Make an exact copy of the records, with the pictures left out.

=-=-=-=-=

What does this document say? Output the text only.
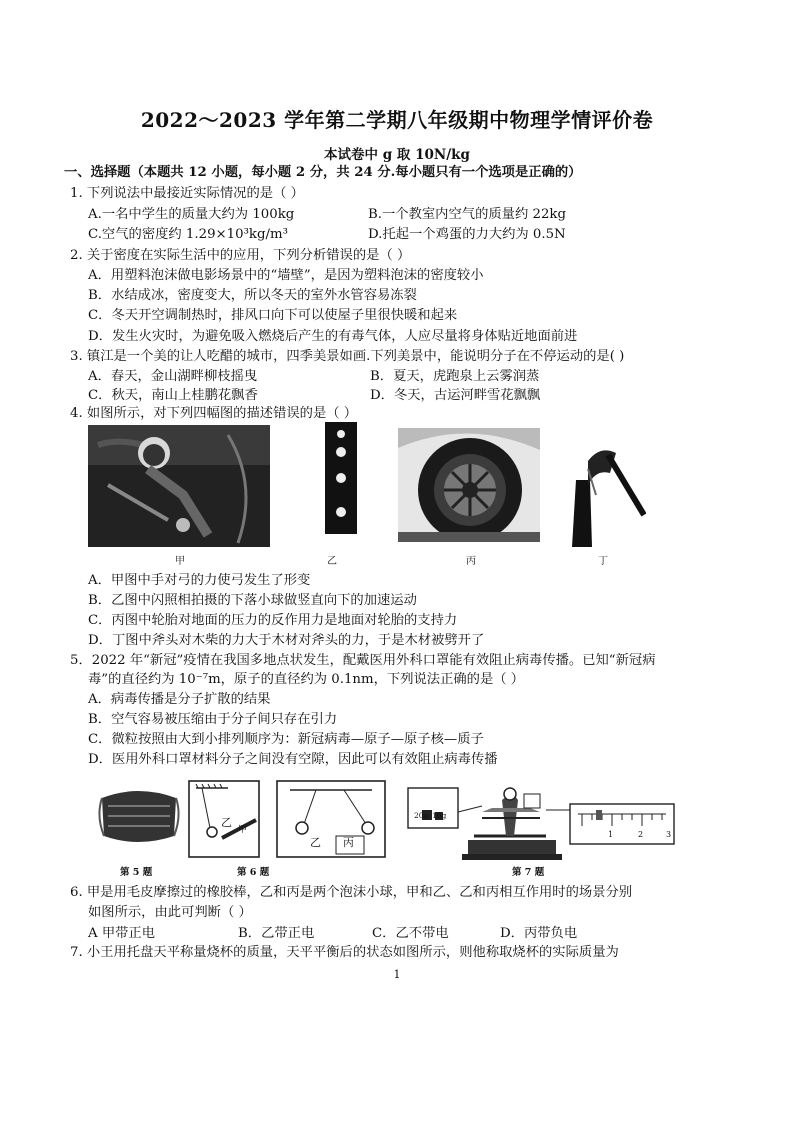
2022～2023 学年第二学期八年级期中物理学情评价卷
本试卷中 g 取 10N/kg
一、选择题（本题共 12 小题，每小题 2 分，共 24 分.每小题只有一个选项是正确的）
1. 下列说法中最接近实际情况的是（ ）
A.一名中学生的质量大约为 100kg	B.一个教室内空气的质量约 22kg
C.空气的密度约 1.29×10³kg/m³	D.托起一个鸡蛋的力大约为 0.5N
2. 关于密度在实际生活中的应用，下列分析错误的是（ ）
A．用塑料泡沫做电影场景中的“墙壁”，是因为塑料泡沫的密度较小
B．水结成冰，密度变大，所以冬天的室外水管容易冻裂
C．冬天开空调制热时，排风口向下可以使屋子里很快暖和起来
D．发生火灾时，为避免吸入燃烧后产生的有毒气体，人应尽量将身体贴近地面前进
3. 镇江是一个美的让人吃醋的城市，四季美景如画.下列美景中，能说明分子在不停运动的是( )
A．春天，金山湖畔柳枝摇曳	B．夏天，虎跑泉上云雾润蒸
C．秋天，南山上桂鹏花飘香	D．冬天，古运河畔雪花飘飘
4. 如图所示，对下列四幅图的描述错误的是（ ）
甲	乙	丙	丁
A．甲图中手对弓的力使弓发生了形变
B．乙图中闪照相拍摄的下落小球做竖直向下的加速运动
C．丙图中轮胎对地面的压力的反作用力是地面对轮胎的支持力
D．丁图中斧头对木柴的力大于木材对斧头的力，于是木材被劈开了
5．2022 年“新冠”疫情在我国多地点状发生，配戴医用外科口罩能有效阻止病毒传播。已知“新冠病
毒”的直径约为 10⁻⁷m，原子的直径约为 0.1nm，下列说法正确的是（ ）
A．病毒传播是分子扩散的结果
B．空气容易被压缩由于分子间只存在引力
C．微粒按照由大到小排列顺序为：新冠病毒—原子—原子核—质子
D．医用外科口罩材料分子之间没有空隙，因此可以有效阻止病毒传播
乙
甲
乙 丙
20g 10g
1	2	3
第 5 题	第 6 题	第 7 题
6. 甲是用毛皮摩擦过的橡胶棒，乙和丙是两个泡沫小球，甲和乙、乙和丙相互作用时的场景分别
如图所示，由此可判断（ ）
A 甲带正电	B．乙带正电	C．乙不带电	D．丙带负电
7. 小王用托盘天平称量烧杯的质量，天平平衡后的状态如图所示，则他称取烧杯的实际质量为
1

=-=-=-=-=

> [Right answer]
What does this document say? Output the text only.
2022～2023 学年第二学期八年级期中物理学情评价卷
本试卷中 g 取 10N/kg
一、选择题（本题共 12 小题，每小题 2 分，共 24 分.每小题只有一个选项是正确的）
1. 下列说法中最接近实际情况的是（ ）
A.一名中学生的质量大约为 100kg	B.一个教室内空气的质量约 22kg
C.空气的密度约 1.29×10³kg/m³	D.托起一个鸡蛋的力大约为 0.5N
2. 关于密度在实际生活中的应用，下列分析错误的是（ ）
A．用塑料泡沫做电影场景中的“墙壁”，是因为塑料泡沫的密度较小
B．水结成冰，密度变大，所以冬天的室外水管容易冻裂
C．冬天开空调制热时，排风口向下可以使屋子里很快暖和起来
D．发生火灾时，为避免吸入燃烧后产生的有毒气体，人应尽量将身体贴近地面前进
3. 镇江是一个美的让人吃醋的城市，四季美景如画.下列美景中，能说明分子在不停运动的是( )
A．春天，金山湖畔柳枝摇曳	B．夏天，虎跑泉上云雾润蒸
C．秋天，南山上桂鹏花飘香	D．冬天，古运河畔雪花飘飘
4. 如图所示，对下列四幅图的描述错误的是（ ）
甲	乙	丙	丁
A．甲图中手对弓的力使弓发生了形变
B．乙图中闪照相拍摄的下落小球做竖直向下的加速运动
C．丙图中轮胎对地面的压力的反作用力是地面对轮胎的支持力
D．丁图中斧头对木柴的力大于木材对斧头的力，于是木材被劈开了
5．2022 年“新冠”疫情在我国多地点状发生，配戴医用外科口罩能有效阻止病毒传播。已知“新冠病
毒”的直径约为 10⁻⁷m，原子的直径约为 0.1nm，下列说法正确的是（ ）
A．病毒传播是分子扩散的结果
B．空气容易被压缩由于分子间只存在引力
C．微粒按照由大到小排列顺序为：新冠病毒—原子—原子核—质子
D．医用外科口罩材料分子之间没有空隙，因此可以有效阻止病毒传播
乙
甲
乙 丙
20g 10g
1	2	3
第 5 题	第 6 题	第 7 题
6. 甲是用毛皮摩擦过的橡胶棒，乙和丙是两个泡沫小球，甲和乙、乙和丙相互作用时的场景分别
如图所示，由此可判断（ ）
A 甲带正电	B．乙带正电	C．乙不带电	D．丙带负电
7. 小王用托盘天平称量烧杯的质量，天平平衡后的状态如图所示，则他称取烧杯的实际质量为
1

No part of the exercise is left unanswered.